[Objective]: Find how many lines of the listing below include the word "具有相关岗位证或培训合格证件", then report the number by itself.

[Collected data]
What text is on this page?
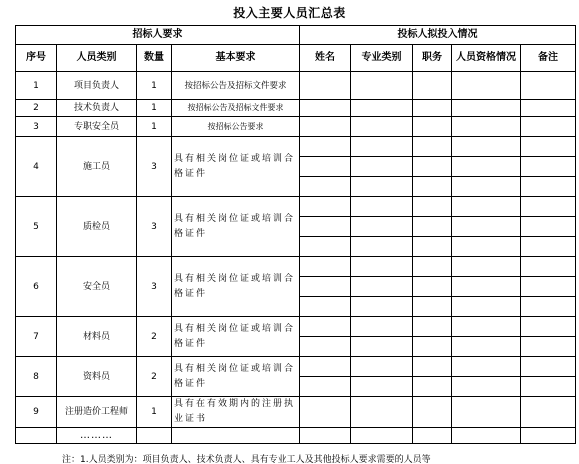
投入主要人员汇总表
招标人要求				投标人拟投入情况				
序号	人员类别	数量	基本要求	姓名	专业类别	职务	人员资格情况	备注
1	项目负责人	1	按招标公告及招标文件要求					
2	技术负责人	1	按招标公告及招标文件要求					
3	专职安全员	1	按招标公告要求					
4	施工员	3	具有相关岗位证或培训合格证件					

5	质检员	3	具有相关岗位证或培训合格证件					

6	安全员	3	具有相关岗位证或培训合格证件					

7	材料员	2	具有相关岗位证或培训合格证件					

8	资料员	2	具有相关岗位证或培训合格证件					

9	注册造价工程师	1	具有在有效期内的注册执业证书					
	………							
注：1.人员类别为：项目负责人、技术负责人、具有专业工人及其他投标人要求需要的人员等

[The result]: 5